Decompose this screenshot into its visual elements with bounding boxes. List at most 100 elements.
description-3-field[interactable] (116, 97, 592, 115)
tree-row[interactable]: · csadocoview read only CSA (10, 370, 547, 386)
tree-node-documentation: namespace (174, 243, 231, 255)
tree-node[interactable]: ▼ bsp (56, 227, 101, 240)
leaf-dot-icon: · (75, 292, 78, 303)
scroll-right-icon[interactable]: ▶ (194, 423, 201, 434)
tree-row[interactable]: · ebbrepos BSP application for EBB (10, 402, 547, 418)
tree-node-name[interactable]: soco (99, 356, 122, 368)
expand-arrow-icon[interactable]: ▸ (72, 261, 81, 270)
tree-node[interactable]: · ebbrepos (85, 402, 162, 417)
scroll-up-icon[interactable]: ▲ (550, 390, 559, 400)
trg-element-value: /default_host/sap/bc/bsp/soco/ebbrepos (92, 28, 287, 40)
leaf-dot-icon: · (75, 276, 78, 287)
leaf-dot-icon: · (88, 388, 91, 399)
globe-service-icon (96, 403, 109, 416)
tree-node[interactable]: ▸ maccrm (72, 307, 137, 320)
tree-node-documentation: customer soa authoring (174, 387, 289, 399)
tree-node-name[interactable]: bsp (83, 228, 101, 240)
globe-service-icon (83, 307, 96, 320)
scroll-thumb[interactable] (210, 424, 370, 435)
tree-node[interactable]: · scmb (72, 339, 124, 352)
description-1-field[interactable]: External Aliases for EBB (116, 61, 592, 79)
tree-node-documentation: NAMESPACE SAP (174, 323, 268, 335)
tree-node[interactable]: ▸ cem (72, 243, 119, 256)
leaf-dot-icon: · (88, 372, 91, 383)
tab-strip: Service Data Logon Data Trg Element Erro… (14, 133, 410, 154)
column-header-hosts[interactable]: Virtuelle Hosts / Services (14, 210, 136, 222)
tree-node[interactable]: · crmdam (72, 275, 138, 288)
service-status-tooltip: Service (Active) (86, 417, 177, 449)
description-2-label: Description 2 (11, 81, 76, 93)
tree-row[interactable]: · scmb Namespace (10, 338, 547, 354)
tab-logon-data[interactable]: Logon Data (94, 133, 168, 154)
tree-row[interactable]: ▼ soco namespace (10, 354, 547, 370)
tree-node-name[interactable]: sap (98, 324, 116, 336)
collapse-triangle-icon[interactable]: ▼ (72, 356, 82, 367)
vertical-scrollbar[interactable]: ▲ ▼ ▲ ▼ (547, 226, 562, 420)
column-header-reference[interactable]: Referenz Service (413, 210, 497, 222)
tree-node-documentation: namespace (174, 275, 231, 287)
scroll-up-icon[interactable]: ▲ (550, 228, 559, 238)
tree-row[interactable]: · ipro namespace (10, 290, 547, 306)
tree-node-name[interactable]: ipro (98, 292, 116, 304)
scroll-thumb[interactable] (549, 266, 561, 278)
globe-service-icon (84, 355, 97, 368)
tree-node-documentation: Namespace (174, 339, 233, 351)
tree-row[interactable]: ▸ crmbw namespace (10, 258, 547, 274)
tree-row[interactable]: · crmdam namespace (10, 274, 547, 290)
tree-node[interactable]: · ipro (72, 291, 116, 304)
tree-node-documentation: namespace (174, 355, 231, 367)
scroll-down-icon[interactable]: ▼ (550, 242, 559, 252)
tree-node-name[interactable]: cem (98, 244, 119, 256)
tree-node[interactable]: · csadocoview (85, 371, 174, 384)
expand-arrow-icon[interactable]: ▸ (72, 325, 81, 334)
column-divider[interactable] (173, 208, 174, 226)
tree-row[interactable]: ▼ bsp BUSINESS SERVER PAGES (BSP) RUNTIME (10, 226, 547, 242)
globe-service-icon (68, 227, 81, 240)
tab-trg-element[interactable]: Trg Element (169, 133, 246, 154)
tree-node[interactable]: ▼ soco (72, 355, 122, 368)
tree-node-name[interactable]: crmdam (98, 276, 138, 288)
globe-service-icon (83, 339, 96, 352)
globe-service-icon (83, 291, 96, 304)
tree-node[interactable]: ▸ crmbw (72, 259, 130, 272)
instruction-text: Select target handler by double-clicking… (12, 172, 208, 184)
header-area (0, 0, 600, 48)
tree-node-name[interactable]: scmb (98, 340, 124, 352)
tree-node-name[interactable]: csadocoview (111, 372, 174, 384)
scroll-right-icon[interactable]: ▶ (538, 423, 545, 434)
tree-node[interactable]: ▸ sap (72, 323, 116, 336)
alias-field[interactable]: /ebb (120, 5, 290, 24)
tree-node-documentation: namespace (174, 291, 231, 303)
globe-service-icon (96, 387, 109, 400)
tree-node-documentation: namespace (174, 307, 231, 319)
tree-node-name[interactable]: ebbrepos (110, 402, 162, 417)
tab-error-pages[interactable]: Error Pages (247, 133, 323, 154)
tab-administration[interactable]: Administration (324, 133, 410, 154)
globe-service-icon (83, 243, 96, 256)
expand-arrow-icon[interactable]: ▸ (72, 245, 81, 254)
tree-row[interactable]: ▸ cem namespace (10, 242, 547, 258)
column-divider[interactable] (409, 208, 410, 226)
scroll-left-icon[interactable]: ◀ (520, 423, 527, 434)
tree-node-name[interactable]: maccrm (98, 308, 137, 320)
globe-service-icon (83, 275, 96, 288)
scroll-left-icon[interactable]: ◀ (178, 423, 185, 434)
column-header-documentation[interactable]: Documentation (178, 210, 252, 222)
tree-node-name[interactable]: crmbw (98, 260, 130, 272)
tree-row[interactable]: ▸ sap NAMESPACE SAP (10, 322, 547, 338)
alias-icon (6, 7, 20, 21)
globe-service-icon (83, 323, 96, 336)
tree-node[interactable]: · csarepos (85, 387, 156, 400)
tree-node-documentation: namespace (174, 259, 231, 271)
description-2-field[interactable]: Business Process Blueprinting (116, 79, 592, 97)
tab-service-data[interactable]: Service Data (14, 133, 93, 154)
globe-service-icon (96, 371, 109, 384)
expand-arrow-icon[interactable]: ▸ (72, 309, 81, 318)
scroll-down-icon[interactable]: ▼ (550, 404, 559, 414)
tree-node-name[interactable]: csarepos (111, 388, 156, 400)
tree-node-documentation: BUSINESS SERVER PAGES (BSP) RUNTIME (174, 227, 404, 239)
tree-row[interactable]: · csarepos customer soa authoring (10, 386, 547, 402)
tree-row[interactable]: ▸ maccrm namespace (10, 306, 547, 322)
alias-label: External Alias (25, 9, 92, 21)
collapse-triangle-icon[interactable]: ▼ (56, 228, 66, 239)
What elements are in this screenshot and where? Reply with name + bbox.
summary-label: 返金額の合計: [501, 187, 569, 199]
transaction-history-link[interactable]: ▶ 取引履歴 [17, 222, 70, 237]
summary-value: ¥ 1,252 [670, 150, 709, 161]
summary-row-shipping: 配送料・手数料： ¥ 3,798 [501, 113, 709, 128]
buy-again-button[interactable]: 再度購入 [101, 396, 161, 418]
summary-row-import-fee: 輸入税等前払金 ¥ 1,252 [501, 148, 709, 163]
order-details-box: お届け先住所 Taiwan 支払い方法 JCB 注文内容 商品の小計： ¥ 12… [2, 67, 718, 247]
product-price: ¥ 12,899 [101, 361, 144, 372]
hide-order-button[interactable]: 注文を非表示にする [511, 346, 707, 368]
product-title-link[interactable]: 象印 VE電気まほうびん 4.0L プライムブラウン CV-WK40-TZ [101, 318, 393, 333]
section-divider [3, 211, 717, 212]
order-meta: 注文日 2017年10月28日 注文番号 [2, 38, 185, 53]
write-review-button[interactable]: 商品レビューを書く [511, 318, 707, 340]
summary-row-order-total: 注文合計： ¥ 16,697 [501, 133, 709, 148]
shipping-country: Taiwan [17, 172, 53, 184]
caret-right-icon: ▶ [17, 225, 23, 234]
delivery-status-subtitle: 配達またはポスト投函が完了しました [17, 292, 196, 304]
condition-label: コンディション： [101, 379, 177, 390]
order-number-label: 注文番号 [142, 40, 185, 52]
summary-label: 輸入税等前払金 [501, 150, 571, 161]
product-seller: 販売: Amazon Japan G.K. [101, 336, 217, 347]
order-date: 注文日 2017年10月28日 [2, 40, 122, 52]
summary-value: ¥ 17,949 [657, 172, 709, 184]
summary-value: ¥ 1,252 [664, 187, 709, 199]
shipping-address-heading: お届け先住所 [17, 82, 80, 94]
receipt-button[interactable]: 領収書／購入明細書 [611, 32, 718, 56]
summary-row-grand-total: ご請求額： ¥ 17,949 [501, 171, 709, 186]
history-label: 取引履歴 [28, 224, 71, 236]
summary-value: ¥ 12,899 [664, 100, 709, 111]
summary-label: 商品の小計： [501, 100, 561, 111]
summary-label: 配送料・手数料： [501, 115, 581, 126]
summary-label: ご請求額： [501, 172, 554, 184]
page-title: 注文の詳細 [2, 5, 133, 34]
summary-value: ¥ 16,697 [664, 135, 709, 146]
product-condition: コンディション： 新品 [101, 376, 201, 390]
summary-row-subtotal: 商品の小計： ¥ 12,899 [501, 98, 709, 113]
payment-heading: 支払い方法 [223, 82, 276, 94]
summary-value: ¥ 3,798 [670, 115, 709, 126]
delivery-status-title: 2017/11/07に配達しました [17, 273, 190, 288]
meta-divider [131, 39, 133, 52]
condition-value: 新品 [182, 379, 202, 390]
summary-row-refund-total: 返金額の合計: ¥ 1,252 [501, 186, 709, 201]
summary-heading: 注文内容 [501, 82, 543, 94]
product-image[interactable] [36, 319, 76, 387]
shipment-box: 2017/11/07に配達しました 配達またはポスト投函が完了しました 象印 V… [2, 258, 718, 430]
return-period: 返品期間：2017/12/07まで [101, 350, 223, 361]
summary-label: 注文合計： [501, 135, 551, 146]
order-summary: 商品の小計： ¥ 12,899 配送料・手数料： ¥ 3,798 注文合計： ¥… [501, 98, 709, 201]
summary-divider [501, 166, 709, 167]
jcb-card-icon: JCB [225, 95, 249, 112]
▬▬▬▬▬▬▬▬▬▬
Extract the records from their first line up to and including the line containing "tree-row[interactable]: · scmb", reproducing each line without any change.

* TASK SOLUTION:
Decompose this screenshot into its visual elements with bounding boxes. List at most 100 elements.
description-3-field[interactable] (116, 97, 592, 115)
tree-row[interactable]: · csadocoview read only CSA (10, 370, 547, 386)
tree-node-documentation: namespace (174, 243, 231, 255)
tree-node[interactable]: ▼ bsp (56, 227, 101, 240)
leaf-dot-icon: · (75, 292, 78, 303)
scroll-right-icon[interactable]: ▶ (194, 423, 201, 434)
tree-row[interactable]: · ebbrepos BSP application for EBB (10, 402, 547, 418)
tree-node-name[interactable]: soco (99, 356, 122, 368)
expand-arrow-icon[interactable]: ▸ (72, 261, 81, 270)
tree-node[interactable]: · ebbrepos (85, 402, 162, 417)
scroll-up-icon[interactable]: ▲ (550, 390, 559, 400)
trg-element-value: /default_host/sap/bc/bsp/soco/ebbrepos (92, 28, 287, 40)
leaf-dot-icon: · (75, 276, 78, 287)
leaf-dot-icon: · (88, 388, 91, 399)
globe-service-icon (96, 403, 109, 416)
tree-node[interactable]: ▸ maccrm (72, 307, 137, 320)
tree-node-documentation: customer soa authoring (174, 387, 289, 399)
tree-node-name[interactable]: bsp (83, 228, 101, 240)
globe-service-icon (83, 307, 96, 320)
scroll-thumb[interactable] (210, 424, 370, 435)
tree-node[interactable]: · scmb (72, 339, 124, 352)
description-1-field[interactable]: External Aliases for EBB (116, 61, 592, 79)
tree-node-documentation: NAMESPACE SAP (174, 323, 268, 335)
tree-node[interactable]: ▸ cem (72, 243, 119, 256)
leaf-dot-icon: · (88, 372, 91, 383)
tab-strip: Service Data Logon Data Trg Element Erro… (14, 133, 410, 154)
column-header-hosts[interactable]: Virtuelle Hosts / Services (14, 210, 136, 222)
tree-node[interactable]: · crmdam (72, 275, 138, 288)
service-status-tooltip: Service (Active) (86, 417, 177, 449)
description-2-label: Description 2 (11, 81, 76, 93)
tree-row[interactable]: · scmb Namespace (10, 338, 547, 354)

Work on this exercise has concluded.